:: Given entries ::
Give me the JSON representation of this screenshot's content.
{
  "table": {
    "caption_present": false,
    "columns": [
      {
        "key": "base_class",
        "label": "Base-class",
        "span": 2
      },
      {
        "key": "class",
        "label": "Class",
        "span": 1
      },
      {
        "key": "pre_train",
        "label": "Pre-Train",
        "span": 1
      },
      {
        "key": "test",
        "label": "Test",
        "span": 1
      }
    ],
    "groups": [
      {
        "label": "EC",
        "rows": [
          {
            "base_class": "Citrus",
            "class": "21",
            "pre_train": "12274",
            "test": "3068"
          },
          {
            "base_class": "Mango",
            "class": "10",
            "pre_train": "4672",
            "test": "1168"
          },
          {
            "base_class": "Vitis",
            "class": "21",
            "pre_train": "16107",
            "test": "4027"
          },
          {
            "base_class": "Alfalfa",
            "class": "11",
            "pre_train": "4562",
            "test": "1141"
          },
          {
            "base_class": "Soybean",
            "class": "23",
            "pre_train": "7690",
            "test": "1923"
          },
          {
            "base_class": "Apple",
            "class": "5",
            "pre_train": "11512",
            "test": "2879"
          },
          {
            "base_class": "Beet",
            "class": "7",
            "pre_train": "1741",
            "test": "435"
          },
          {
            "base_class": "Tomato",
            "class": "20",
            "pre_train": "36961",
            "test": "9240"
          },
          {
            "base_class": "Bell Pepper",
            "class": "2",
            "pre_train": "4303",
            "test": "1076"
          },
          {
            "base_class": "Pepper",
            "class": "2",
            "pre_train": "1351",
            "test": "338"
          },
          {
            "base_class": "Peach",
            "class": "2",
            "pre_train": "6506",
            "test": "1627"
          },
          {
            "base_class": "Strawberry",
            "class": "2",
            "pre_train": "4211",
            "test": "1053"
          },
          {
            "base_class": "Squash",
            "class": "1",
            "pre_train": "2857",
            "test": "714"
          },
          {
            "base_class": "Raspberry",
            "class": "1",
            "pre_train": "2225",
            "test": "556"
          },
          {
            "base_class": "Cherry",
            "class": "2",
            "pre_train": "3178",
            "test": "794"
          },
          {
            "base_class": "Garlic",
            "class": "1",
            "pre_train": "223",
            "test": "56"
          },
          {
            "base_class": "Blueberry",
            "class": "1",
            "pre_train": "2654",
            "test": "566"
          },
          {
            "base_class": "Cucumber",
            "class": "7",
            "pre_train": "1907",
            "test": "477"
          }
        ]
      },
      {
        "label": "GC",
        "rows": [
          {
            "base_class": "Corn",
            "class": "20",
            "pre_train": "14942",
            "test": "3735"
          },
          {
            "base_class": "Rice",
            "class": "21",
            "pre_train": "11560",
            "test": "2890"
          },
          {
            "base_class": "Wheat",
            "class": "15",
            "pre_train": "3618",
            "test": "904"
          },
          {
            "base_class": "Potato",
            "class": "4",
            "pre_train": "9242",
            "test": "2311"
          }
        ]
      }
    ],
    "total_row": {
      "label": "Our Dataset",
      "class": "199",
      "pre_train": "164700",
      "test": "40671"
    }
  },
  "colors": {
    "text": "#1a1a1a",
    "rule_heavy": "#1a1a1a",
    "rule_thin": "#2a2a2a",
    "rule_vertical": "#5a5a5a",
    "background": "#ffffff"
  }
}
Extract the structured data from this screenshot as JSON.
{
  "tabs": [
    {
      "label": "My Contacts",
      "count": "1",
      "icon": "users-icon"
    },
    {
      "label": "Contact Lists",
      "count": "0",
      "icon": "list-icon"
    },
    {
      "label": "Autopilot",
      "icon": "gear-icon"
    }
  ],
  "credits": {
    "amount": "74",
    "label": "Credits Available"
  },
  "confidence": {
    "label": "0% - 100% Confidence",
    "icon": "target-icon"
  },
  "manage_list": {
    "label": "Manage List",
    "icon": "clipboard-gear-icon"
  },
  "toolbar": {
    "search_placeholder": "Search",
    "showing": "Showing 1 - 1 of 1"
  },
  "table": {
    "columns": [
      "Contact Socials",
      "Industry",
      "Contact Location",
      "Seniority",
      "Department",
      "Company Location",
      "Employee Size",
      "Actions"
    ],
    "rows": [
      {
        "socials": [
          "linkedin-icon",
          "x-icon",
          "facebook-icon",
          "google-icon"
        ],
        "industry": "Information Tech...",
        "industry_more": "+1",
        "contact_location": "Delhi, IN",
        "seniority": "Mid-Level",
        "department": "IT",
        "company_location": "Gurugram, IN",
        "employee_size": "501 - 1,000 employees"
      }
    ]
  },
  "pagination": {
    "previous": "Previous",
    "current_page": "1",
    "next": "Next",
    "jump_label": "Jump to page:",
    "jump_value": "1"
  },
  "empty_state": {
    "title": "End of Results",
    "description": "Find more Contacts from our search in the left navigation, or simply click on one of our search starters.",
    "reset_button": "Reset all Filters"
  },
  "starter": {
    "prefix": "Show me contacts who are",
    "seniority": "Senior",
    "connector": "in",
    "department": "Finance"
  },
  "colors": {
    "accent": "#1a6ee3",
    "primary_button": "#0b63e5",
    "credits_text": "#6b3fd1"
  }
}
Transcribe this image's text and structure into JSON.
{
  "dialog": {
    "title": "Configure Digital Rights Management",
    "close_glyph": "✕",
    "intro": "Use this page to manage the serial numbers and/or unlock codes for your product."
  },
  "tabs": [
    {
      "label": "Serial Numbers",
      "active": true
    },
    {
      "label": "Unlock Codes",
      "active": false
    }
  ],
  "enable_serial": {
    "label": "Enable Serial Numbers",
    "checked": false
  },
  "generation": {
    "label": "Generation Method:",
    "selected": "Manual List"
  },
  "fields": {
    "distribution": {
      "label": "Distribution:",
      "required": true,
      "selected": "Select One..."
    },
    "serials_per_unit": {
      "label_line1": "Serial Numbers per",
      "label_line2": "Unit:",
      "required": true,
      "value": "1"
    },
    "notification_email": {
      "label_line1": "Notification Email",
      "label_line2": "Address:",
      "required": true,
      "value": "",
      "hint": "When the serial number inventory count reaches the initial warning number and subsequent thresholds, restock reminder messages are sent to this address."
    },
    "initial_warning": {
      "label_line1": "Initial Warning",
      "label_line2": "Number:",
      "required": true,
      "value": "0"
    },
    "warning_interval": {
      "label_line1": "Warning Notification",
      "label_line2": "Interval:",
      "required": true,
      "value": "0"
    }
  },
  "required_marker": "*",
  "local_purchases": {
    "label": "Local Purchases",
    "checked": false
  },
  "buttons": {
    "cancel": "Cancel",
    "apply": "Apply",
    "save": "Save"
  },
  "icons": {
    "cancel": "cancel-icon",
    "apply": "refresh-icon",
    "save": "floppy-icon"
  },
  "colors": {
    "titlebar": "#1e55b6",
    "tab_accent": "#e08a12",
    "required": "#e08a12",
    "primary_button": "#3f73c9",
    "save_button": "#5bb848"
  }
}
:::
Aim: The lines above should be duplicated exactly.

Solution for this problem:
Give me the JSON representation of this screenshot's content.
{
  "table": {
    "caption_present": false,
    "columns": [
      {
        "key": "base_class",
        "label": "Base-class",
        "span": 2
      },
      {
        "key": "class",
        "label": "Class",
        "span": 1
      },
      {
        "key": "pre_train",
        "label": "Pre-Train",
        "span": 1
      },
      {
        "key": "test",
        "label": "Test",
        "span": 1
      }
    ],
    "groups": [
      {
        "label": "EC",
        "rows": [
          {
            "base_class": "Citrus",
            "class": "21",
            "pre_train": "12274",
            "test": "3068"
          },
          {
            "base_class": "Mango",
            "class": "10",
            "pre_train": "4672",
            "test": "1168"
          },
          {
            "base_class": "Vitis",
            "class": "21",
            "pre_train": "16107",
            "test": "4027"
          },
          {
            "base_class": "Alfalfa",
            "class": "11",
            "pre_train": "4562",
            "test": "1141"
          },
          {
            "base_class": "Soybean",
            "class": "23",
            "pre_train": "7690",
            "test": "1923"
          },
          {
            "base_class": "Apple",
            "class": "5",
            "pre_train": "11512",
            "test": "2879"
          },
          {
            "base_class": "Beet",
            "class": "7",
            "pre_train": "1741",
            "test": "435"
          },
          {
            "base_class": "Tomato",
            "class": "20",
            "pre_train": "36961",
            "test": "9240"
          },
          {
            "base_class": "Bell Pepper",
            "class": "2",
            "pre_train": "4303",
            "test": "1076"
          },
          {
            "base_class": "Pepper",
            "class": "2",
            "pre_train": "1351",
            "test": "338"
          },
          {
            "base_class": "Peach",
            "class": "2",
            "pre_train": "6506",
            "test": "1627"
          },
          {
            "base_class": "Strawberry",
            "class": "2",
            "pre_train": "4211",
            "test": "1053"
          },
          {
            "base_class": "Squash",
            "class": "1",
            "pre_train": "2857",
            "test": "714"
          },
          {
            "base_class": "Raspberry",
            "class": "1",
            "pre_train": "2225",
            "test": "556"
          },
          {
            "base_class": "Cherry",
            "class": "2",
            "pre_train": "3178",
            "test": "794"
          },
          {
            "base_class": "Garlic",
            "class": "1",
            "pre_train": "223",
            "test": "56"
          },
          {
            "base_class": "Blueberry",
            "class": "1",
            "pre_train": "2654",
            "test": "566"
          },
          {
            "base_class": "Cucumber",
            "class": "7",
            "pre_train": "1907",
            "test": "477"
          }
        ]
      },
      {
        "label": "GC",
        "rows": [
          {
            "base_class": "Corn",
            "class": "20",
            "pre_train": "14942",
            "test": "3735"
          },
          {
            "base_class": "Rice",
            "class": "21",
            "pre_train": "11560",
            "test": "2890"
          },
          {
            "base_class": "Wheat",
            "class": "15",
            "pre_train": "3618",
            "test": "904"
          },
          {
            "base_class": "Potato",
            "class": "4",
            "pre_train": "9242",
            "test": "2311"
          }
        ]
      }
    ],
    "total_row": {
      "label": "Our Dataset",
      "class": "199",
      "pre_train": "164700",
      "test": "40671"
    }
  },
  "colors": {
    "text": "#1a1a1a",
    "rule_heavy": "#1a1a1a",
    "rule_thin": "#2a2a2a",
    "rule_vertical": "#5a5a5a",
    "background": "#ffffff"
  }
}
Extract the structured data from this screenshot as JSON.
{
  "tabs": [
    {
      "label": "My Contacts",
      "count": "1",
      "icon": "users-icon"
    },
    {
      "label": "Contact Lists",
      "count": "0",
      "icon": "list-icon"
    },
    {
      "label": "Autopilot",
      "icon": "gear-icon"
    }
  ],
  "credits": {
    "amount": "74",
    "label": "Credits Available"
  },
  "confidence": {
    "label": "0% - 100% Confidence",
    "icon": "target-icon"
  },
  "manage_list": {
    "label": "Manage List",
    "icon": "clipboard-gear-icon"
  },
  "toolbar": {
    "search_placeholder": "Search",
    "showing": "Showing 1 - 1 of 1"
  },
  "table": {
    "columns": [
      "Contact Socials",
      "Industry",
      "Contact Location",
      "Seniority",
      "Department",
      "Company Location",
      "Employee Size",
      "Actions"
    ],
    "rows": [
      {
        "socials": [
          "linkedin-icon",
          "x-icon",
          "facebook-icon",
          "google-icon"
        ],
        "industry": "Information Tech...",
        "industry_more": "+1",
        "contact_location": "Delhi, IN",
        "seniority": "Mid-Level",
        "department": "IT",
        "company_location": "Gurugram, IN",
        "employee_size": "501 - 1,000 employees"
      }
    ]
  },
  "pagination": {
    "previous": "Previous",
    "current_page": "1",
    "next": "Next",
    "jump_label": "Jump to page:",
    "jump_value": "1"
  },
  "empty_state": {
    "title": "End of Results",
    "description": "Find more Contacts from our search in the left navigation, or simply click on one of our search starters.",
    "reset_button": "Reset all Filters"
  },
  "starter": {
    "prefix": "Show me contacts who are",
    "seniority": "Senior",
    "connector": "in",
    "department": "Finance"
  },
  "colors": {
    "accent": "#1a6ee3",
    "primary_button": "#0b63e5",
    "credits_text": "#6b3fd1"
  }
}
Transcribe this image's text and structure into JSON.
{
  "dialog": {
    "title": "Configure Digital Rights Management",
    "close_glyph": "✕",
    "intro": "Use this page to manage the serial numbers and/or unlock codes for your product."
  },
  "tabs": [
    {
      "label": "Serial Numbers",
      "active": true
    },
    {
      "label": "Unlock Codes",
      "active": false
    }
  ],
  "enable_serial": {
    "label": "Enable Serial Numbers",
    "checked": false
  },
  "generation": {
    "label": "Generation Method:",
    "selected": "Manual List"
  },
  "fields": {
    "distribution": {
      "label": "Distribution:",
      "required": true,
      "selected": "Select One..."
    },
    "serials_per_unit": {
      "label_line1": "Serial Numbers per",
      "label_line2": "Unit:",
      "required": true,
      "value": "1"
    },
    "notification_email": {
      "label_line1": "Notification Email",
      "label_line2": "Address:",
      "required": true,
      "value": "",
      "hint": "When the serial number inventory count reaches the initial warning number and subsequent thresholds, restock reminder messages are sent to this address."
    },
    "initial_warning": {
      "label_line1": "Initial Warning",
      "label_line2": "Number:",
      "required": true,
      "value": "0"
    },
    "warning_interval": {
      "label_line1": "Warning Notification",
      "label_line2": "Interval:",
      "required": true,
      "value": "0"
    }
  },
  "required_marker": "*",
  "local_purchases": {
    "label": "Local Purchases",
    "checked": false
  },
  "buttons": {
    "cancel": "Cancel",
    "apply": "Apply",
    "save": "Save"
  },
  "icons": {
    "cancel": "cancel-icon",
    "apply": "refresh-icon",
    "save": "floppy-icon"
  },
  "colors": {
    "titlebar": "#1e55b6",
    "tab_accent": "#e08a12",
    "required": "#e08a12",
    "primary_button": "#3f73c9",
    "save_button": "#5bb848"
  }
}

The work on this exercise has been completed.